=== Data supplied ===

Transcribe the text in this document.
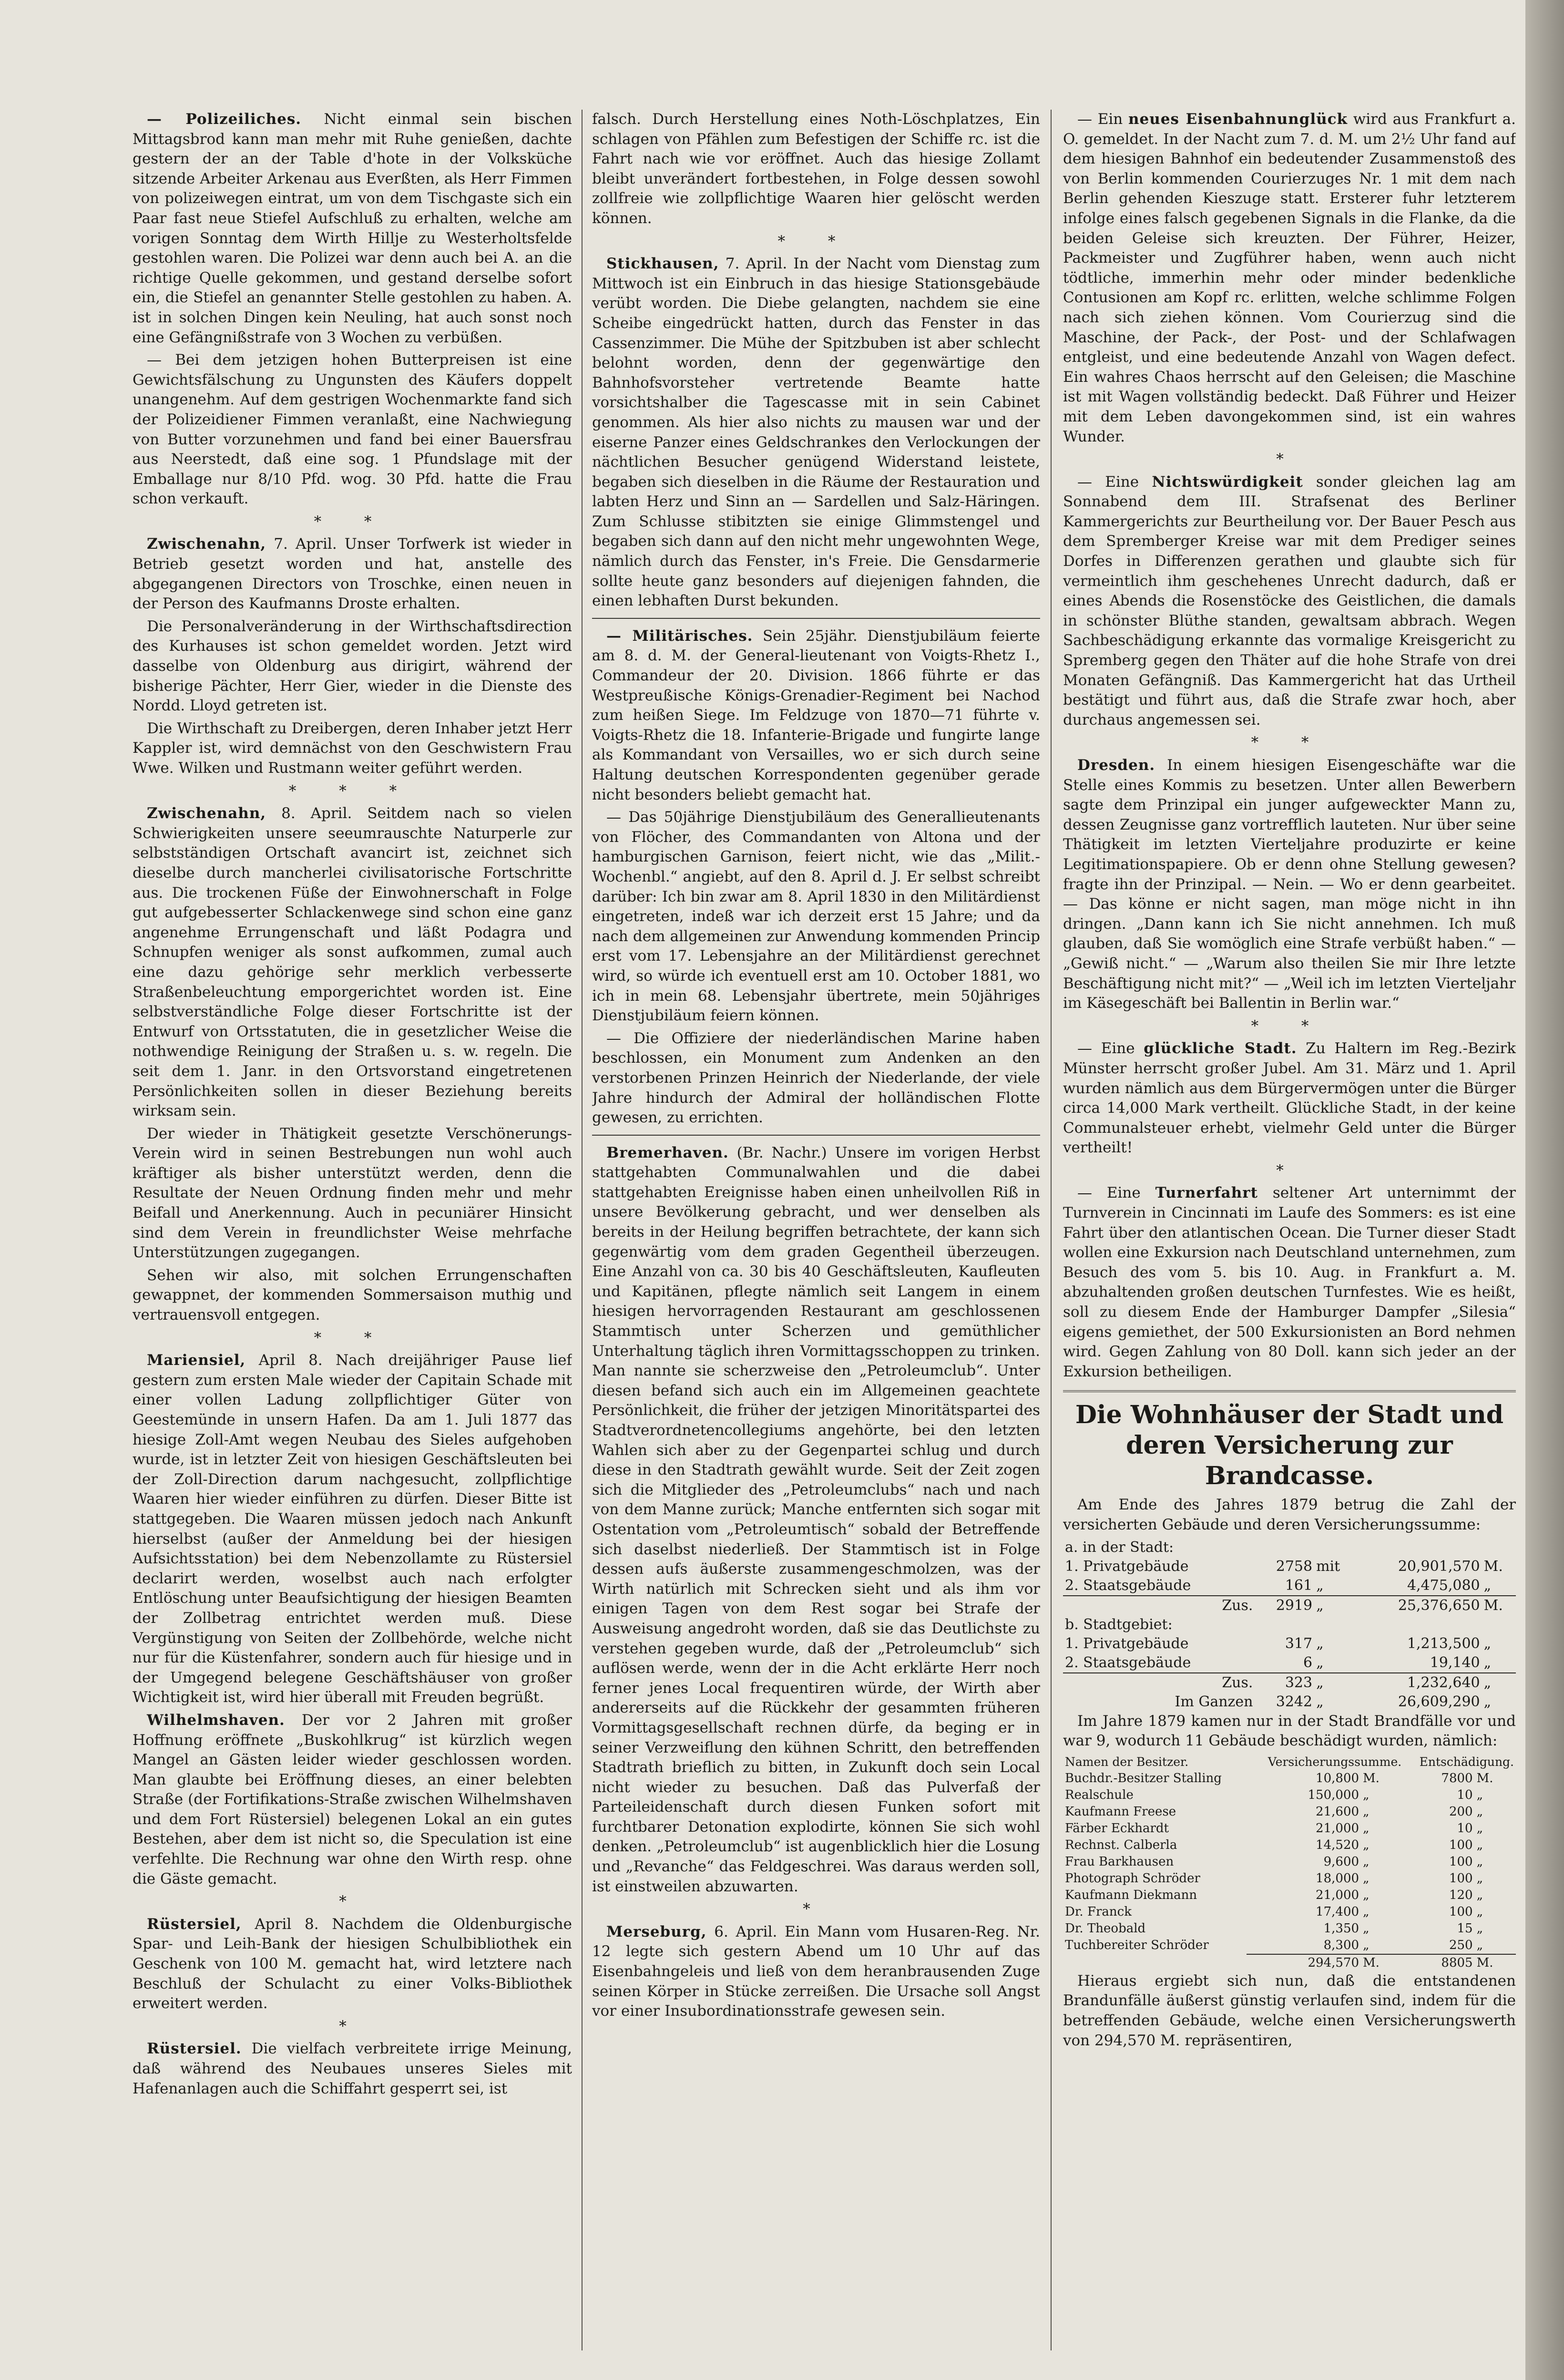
— Polizeiliches. Nicht einmal sein bischen Mittagsbrod kann man mehr mit Ruhe genießen, dachte gestern der an der Table d'hote in der Volksküche sitzende Arbeiter Arkenau aus Everßten, als Herr Fimmen von polizeiwegen eintrat, um von dem Tischgaste sich ein Paar fast neue Stiefel Aufschluß zu erhalten, welche am vorigen Sonntag dem Wirth Hillje zu Westerholtsfelde gestohlen waren. Die Polizei war denn auch bei A. an die richtige Quelle gekommen, und gestand derselbe sofort ein, die Stiefel an genannter Stelle gestohlen zu haben. A. ist in solchen Dingen kein Neuling, hat auch sonst noch eine Gefängnißstrafe von 3 Wochen zu verbüßen.

— Bei dem jetzigen hohen Butterpreisen ist eine Gewichtsfälschung zu Ungunsten des Käufers doppelt unangenehm. Auf dem gestrigen Wochenmarkte fand sich der Polizeidiener Fimmen veranlaßt, eine Nachwiegung von Butter vorzunehmen und fand bei einer Bauersfrau aus Neerstedt, daß eine sog. 1 Pfundslage mit der Emballage nur 8/10 Pfd. wog. 30 Pfd. hatte die Frau schon verkauft.

* *

Zwischenahn, 7. April. Unser Torfwerk ist wieder in Betrieb gesetzt worden und hat, anstelle des abgegangenen Directors von Troschke, einen neuen in der Person des Kaufmanns Droste erhalten.

Die Personalveränderung in der Wirthschaftsdirection des Kurhauses ist schon gemeldet worden. Jetzt wird dasselbe von Oldenburg aus dirigirt, während der bisherige Pächter, Herr Gier, wieder in die Dienste des Nordd. Lloyd getreten ist.

Die Wirthschaft zu Dreibergen, deren Inhaber jetzt Herr Kappler ist, wird demnächst von den Geschwistern Frau Wwe. Wilken und Rustmann weiter geführt werden.

* * *

Zwischenahn, 8. April. Seitdem nach so vielen Schwierigkeiten unsere seeumrauschte Naturperle zur selbstständigen Ortschaft avancirt ist, zeichnet sich dieselbe durch mancherlei civilisatorische Fortschritte aus. Die trockenen Füße der Einwohnerschaft in Folge gut aufgebesserter Schlackenwege sind schon eine ganz angenehme Errungenschaft und läßt Podagra und Schnupfen weniger als sonst aufkommen, zumal auch eine dazu gehörige sehr merklich verbesserte Straßenbeleuchtung emporgerichtet worden ist. Eine selbstverständliche Folge dieser Fortschritte ist der Entwurf von Ortsstatuten, die in gesetzlicher Weise die nothwendige Reinigung der Straßen u. s. w. regeln. Die seit dem 1. Janr. in den Ortsvorstand eingetretenen Persönlichkeiten sollen in dieser Beziehung bereits wirksam sein.

Der wieder in Thätigkeit gesetzte Verschönerungs-Verein wird in seinen Bestrebungen nun wohl auch kräftiger als bisher unterstützt werden, denn die Resultate der Neuen Ordnung finden mehr und mehr Beifall und Anerkennung. Auch in pecuniärer Hinsicht sind dem Verein in freundlichster Weise mehrfache Unterstützungen zugegangen.

Sehen wir also, mit solchen Errungenschaften gewappnet, der kommenden Sommersaison muthig und vertrauensvoll entgegen.

* *

Mariensiel, April 8. Nach dreijähriger Pause lief gestern zum ersten Male wieder der Capitain Schade mit einer vollen Ladung zollpflichtiger Güter von Geestemünde in unsern Hafen. Da am 1. Juli 1877 das hiesige Zoll-Amt wegen Neubau des Sieles aufgehoben wurde, ist in letzter Zeit von hiesigen Geschäftsleuten bei der Zoll-Direction darum nachgesucht, zollpflichtige Waaren hier wieder einführen zu dürfen. Dieser Bitte ist stattgegeben. Die Waaren müssen jedoch nach Ankunft hierselbst (außer der Anmeldung bei der hiesigen Aufsichtsstation) bei dem Nebenzollamte zu Rüstersiel declarirt werden, woselbst auch nach erfolgter Entlöschung unter Beaufsichtigung der hiesigen Beamten der Zollbetrag entrichtet werden muß. Diese Vergünstigung von Seiten der Zollbehörde, welche nicht nur für die Küstenfahrer, sondern auch für hiesige und in der Umgegend belegene Geschäftshäuser von großer Wichtigkeit ist, wird hier überall mit Freuden begrüßt.

Wilhelmshaven. Der vor 2 Jahren mit großer Hoffnung eröffnete „Buskohlkrug“ ist kürzlich wegen Mangel an Gästen leider wieder geschlossen worden. Man glaubte bei Eröffnung dieses, an einer belebten Straße (der Fortifikations-Straße zwischen Wilhelmshaven und dem Fort Rüstersiel) belegenen Lokal an ein gutes Bestehen, aber dem ist nicht so, die Speculation ist eine verfehlte. Die Rechnung war ohne den Wirth resp. ohne die Gäste gemacht.

*

Rüstersiel, April 8. Nachdem die Oldenburgische Spar- und Leih-Bank der hiesigen Schulbibliothek ein Geschenk von 100 M. gemacht hat, wird letztere nach Beschluß der Schulacht zu einer Volks-Bibliothek erweitert werden.

*

Rüstersiel. Die vielfach verbreitete irrige Meinung, daß während des Neubaues unseres Sieles mit Hafenanlagen auch die Schiffahrt gesperrt sei, ist

falsch. Durch Herstellung eines Noth-Löschplatzes, Ein schlagen von Pfählen zum Befestigen der Schiffe rc. ist die Fahrt nach wie vor eröffnet. Auch das hiesige Zollamt bleibt unverändert fortbestehen, in Folge dessen sowohl zollfreie wie zollpflichtige Waaren hier gelöscht werden können.

* *

Stickhausen, 7. April. In der Nacht vom Dienstag zum Mittwoch ist ein Einbruch in das hiesige Stationsgebäude verübt worden. Die Diebe gelangten, nachdem sie eine Scheibe eingedrückt hatten, durch das Fenster in das Cassenzimmer. Die Mühe der Spitzbuben ist aber schlecht belohnt worden, denn der gegenwärtige den Bahnhofsvorsteher vertretende Beamte hatte vorsichtshalber die Tagescasse mit in sein Cabinet genommen. Als hier also nichts zu mausen war und der eiserne Panzer eines Geldschrankes den Verlockungen der nächtlichen Besucher genügend Widerstand leistete, begaben sich dieselben in die Räume der Restauration und labten Herz und Sinn an — Sardellen und Salz-Häringen. Zum Schlusse stibitzten sie einige Glimmstengel und begaben sich dann auf den nicht mehr ungewohnten Wege, nämlich durch das Fenster, in's Freie. Die Gensdarmerie sollte heute ganz besonders auf diejenigen fahnden, die einen lebhaften Durst bekunden.

— Militärisches. Sein 25jähr. Dienstjubiläum feierte am 8. d. M. der General-lieutenant von Voigts-Rhetz I., Commandeur der 20. Division. 1866 führte er das Westpreußische Königs-Grenadier-Regiment bei Nachod zum heißen Siege. Im Feldzuge von 1870—71 führte v. Voigts-Rhetz die 18. Infanterie-Brigade und fungirte lange als Kommandant von Versailles, wo er sich durch seine Haltung deutschen Korrespondenten gegenüber gerade nicht besonders beliebt gemacht hat.

— Das 50jährige Dienstjubiläum des Generallieutenants von Flöcher, des Commandanten von Altona und der hamburgischen Garnison, feiert nicht, wie das „Milit.-Wochenbl.“ angiebt, auf den 8. April d. J. Er selbst schreibt darüber: Ich bin zwar am 8. April 1830 in den Militärdienst eingetreten, indeß war ich derzeit erst 15 Jahre; und da nach dem allgemeinen zur Anwendung kommenden Princip erst vom 17. Lebensjahre an der Militärdienst gerechnet wird, so würde ich eventuell erst am 10. October 1881, wo ich in mein 68. Lebensjahr übertrete, mein 50jähriges Dienstjubiläum feiern können.

— Die Offiziere der niederländischen Marine haben beschlossen, ein Monument zum Andenken an den verstorbenen Prinzen Heinrich der Niederlande, der viele Jahre hindurch der Admiral der holländischen Flotte gewesen, zu errichten.

Bremerhaven. (Br. Nachr.) Unsere im vorigen Herbst stattgehabten Communalwahlen und die dabei stattgehabten Ereignisse haben einen unheilvollen Riß in unsere Bevölkerung gebracht, und wer denselben als bereits in der Heilung begriffen betrachtete, der kann sich gegenwärtig vom dem graden Gegentheil überzeugen. Eine Anzahl von ca. 30 bis 40 Geschäftsleuten, Kaufleuten und Kapitänen, pflegte nämlich seit Langem in einem hiesigen hervorragenden Restaurant am geschlossenen Stammtisch unter Scherzen und gemüthlicher Unterhaltung täglich ihren Vormittagsschoppen zu trinken. Man nannte sie scherzweise den „Petroleumclub“. Unter diesen befand sich auch ein im Allgemeinen geachtete Persönlichkeit, die früher der jetzigen Minoritätspartei des Stadtverordnetencollegiums angehörte, bei den letzten Wahlen sich aber zu der Gegenpartei schlug und durch diese in den Stadtrath gewählt wurde. Seit der Zeit zogen sich die Mitglieder des „Petroleumclubs“ nach und nach von dem Manne zurück; Manche entfernten sich sogar mit Ostentation vom „Petroleumtisch“ sobald der Betreffende sich daselbst niederließ. Der Stammtisch ist in Folge dessen aufs äußerste zusammengeschmolzen, was der Wirth natürlich mit Schrecken sieht und als ihm vor einigen Tagen von dem Rest sogar bei Strafe der Ausweisung angedroht worden, daß sie das Deutlichste zu verstehen gegeben wurde, daß der „Petroleumclub“ sich auflösen werde, wenn der in die Acht erklärte Herr noch ferner jenes Local frequentiren würde, der Wirth aber andererseits auf die Rückkehr der gesammten früheren Vormittagsgesellschaft rechnen dürfe, da beging er in seiner Verzweiflung den kühnen Schritt, den betreffenden Stadtrath brieflich zu bitten, in Zukunft doch sein Local nicht wieder zu besuchen. Daß das Pulverfaß der Parteileidenschaft durch diesen Funken sofort mit furchtbarer Detonation explodirte, können Sie sich wohl denken. „Petroleumclub“ ist augenblicklich hier die Losung und „Revanche“ das Feldgeschrei. Was daraus werden soll, ist einstweilen abzuwarten.

*

Merseburg, 6. April. Ein Mann vom Husaren-Reg. Nr. 12 legte sich gestern Abend um 10 Uhr auf das Eisenbahngeleis und ließ von dem heranbrausenden Zuge seinen Körper in Stücke zerreißen. Die Ursache soll Angst vor einer Insubordinationsstrafe gewesen sein.

— Ein neues Eisenbahnunglück wird aus Frankfurt a. O. gemeldet. In der Nacht zum 7. d. M. um 2½ Uhr fand auf dem hiesigen Bahnhof ein bedeutender Zusammenstoß des von Berlin kommenden Courierzuges Nr. 1 mit dem nach Berlin gehenden Kieszuge statt. Ersterer fuhr letzterem infolge eines falsch gegebenen Signals in die Flanke, da die beiden Geleise sich kreuzten. Der Führer, Heizer, Packmeister und Zugführer haben, wenn auch nicht tödtliche, immerhin mehr oder minder bedenkliche Contusionen am Kopf rc. erlitten, welche schlimme Folgen nach sich ziehen können. Vom Courierzug sind die Maschine, der Pack-, der Post- und der Schlafwagen entgleist, und eine bedeutende Anzahl von Wagen defect. Ein wahres Chaos herrscht auf den Geleisen; die Maschine ist mit Wagen vollständig bedeckt. Daß Führer und Heizer mit dem Leben davongekommen sind, ist ein wahres Wunder.

*

— Eine Nichtswürdigkeit sonder gleichen lag am Sonnabend dem III. Strafsenat des Berliner Kammergerichts zur Beurtheilung vor. Der Bauer Pesch aus dem Spremberger Kreise war mit dem Prediger seines Dorfes in Differenzen gerathen und glaubte sich für vermeintlich ihm geschehenes Unrecht dadurch, daß er eines Abends die Rosenstöcke des Geistlichen, die damals in schönster Blüthe standen, gewaltsam abbrach. Wegen Sachbeschädigung erkannte das vormalige Kreisgericht zu Spremberg gegen den Thäter auf die hohe Strafe von drei Monaten Gefängniß. Das Kammergericht hat das Urtheil bestätigt und führt aus, daß die Strafe zwar hoch, aber durchaus angemessen sei.

* *

Dresden. In einem hiesigen Eisengeschäfte war die Stelle eines Kommis zu besetzen. Unter allen Bewerbern sagte dem Prinzipal ein junger aufgeweckter Mann zu, dessen Zeugnisse ganz vortrefflich lauteten. Nur über seine Thätigkeit im letzten Vierteljahre produzirte er keine Legitimationspapiere. Ob er denn ohne Stellung gewesen? fragte ihn der Prinzipal. — Nein. — Wo er denn gearbeitet. — Das könne er nicht sagen, man möge nicht in ihn dringen. „Dann kann ich Sie nicht annehmen. Ich muß glauben, daß Sie womöglich eine Strafe verbüßt haben.“ — „Gewiß nicht.“ — „Warum also theilen Sie mir Ihre letzte Beschäftigung nicht mit?“ — „Weil ich im letzten Vierteljahr im Käsegeschäft bei Ballentin in Berlin war.“

* *

— Eine glückliche Stadt. Zu Haltern im Reg.-Bezirk Münster herrscht großer Jubel. Am 31. März und 1. April wurden nämlich aus dem Bürgervermögen unter die Bürger circa 14,000 Mark vertheilt. Glückliche Stadt, in der keine Communalsteuer erhebt, vielmehr Geld unter die Bürger vertheilt!

*

— Eine Turnerfahrt seltener Art unternimmt der Turnverein in Cincinnati im Laufe des Sommers: es ist eine Fahrt über den atlantischen Ocean. Die Turner dieser Stadt wollen eine Exkursion nach Deutschland unternehmen, zum Besuch des vom 5. bis 10. Aug. in Frankfurt a. M. abzuhaltenden großen deutschen Turnfestes. Wie es heißt, soll zu diesem Ende der Hamburger Dampfer „Silesia“ eigens gemiethet, der 500 Exkursionisten an Bord nehmen wird. Gegen Zahlung von 80 Doll. kann sich jeder an der Exkursion betheiligen.

Die Wohnhäuser der Stadt und
deren Versicherung zur Brandcasse.

Am Ende des Jahres 1879 betrug die Zahl der versicherten Gebäude und deren Versicherungssumme:

a. in der Stadt:				
1. Privatgebäude	2758	mit	20,901,570	M.
2. Staatsgebäude	161	„	4,475,080	„
Zus.	2919	„	25,376,650	M.
b. Stadtgebiet:				
1. Privatgebäude	317	„	1,213,500	„
2. Staatsgebäude	6	„	19,140	„
Zus.	323	„	1,232,640	„
Im Ganzen	3242	„	26,609,290	„

Im Jahre 1879 kamen nur in der Stadt Brandfälle vor und war 9, wodurch 11 Gebäude beschädigt wurden, nämlich:

Namen der Besitzer.	Versicherungssumme.		Entschädigung.	
Buchdr.-Besitzer Stalling	10,800	M.	7800	M.
Realschule	150,000	„	10	„
Kaufmann Freese	21,600	„	200	„
Färber Eckhardt	21,000	„	10	„
Rechnst. Calberla	14,520	„	100	„
Frau Barkhausen	9,600	„	100	„
Photograph Schröder	18,000	„	100	„
Kaufmann Diekmann	21,000	„	120	„
Dr. Franck	17,400	„	100	„
Dr. Theobald	1,350	„	15	„
Tuchbereiter Schröder	8,300	„	250	„
	294,570	M.	8805	M.

Hieraus ergiebt sich nun, daß die entstandenen Brandunfälle äußerst günstig verlaufen sind, indem für die betreffenden Gebäude, welche einen Versicherungswerth von 294,570 M. repräsentiren,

===

- **Prompt**: Go through the records line by line and count those containing the string "Frau". Give only the total.

- **Result of this exercise**: 3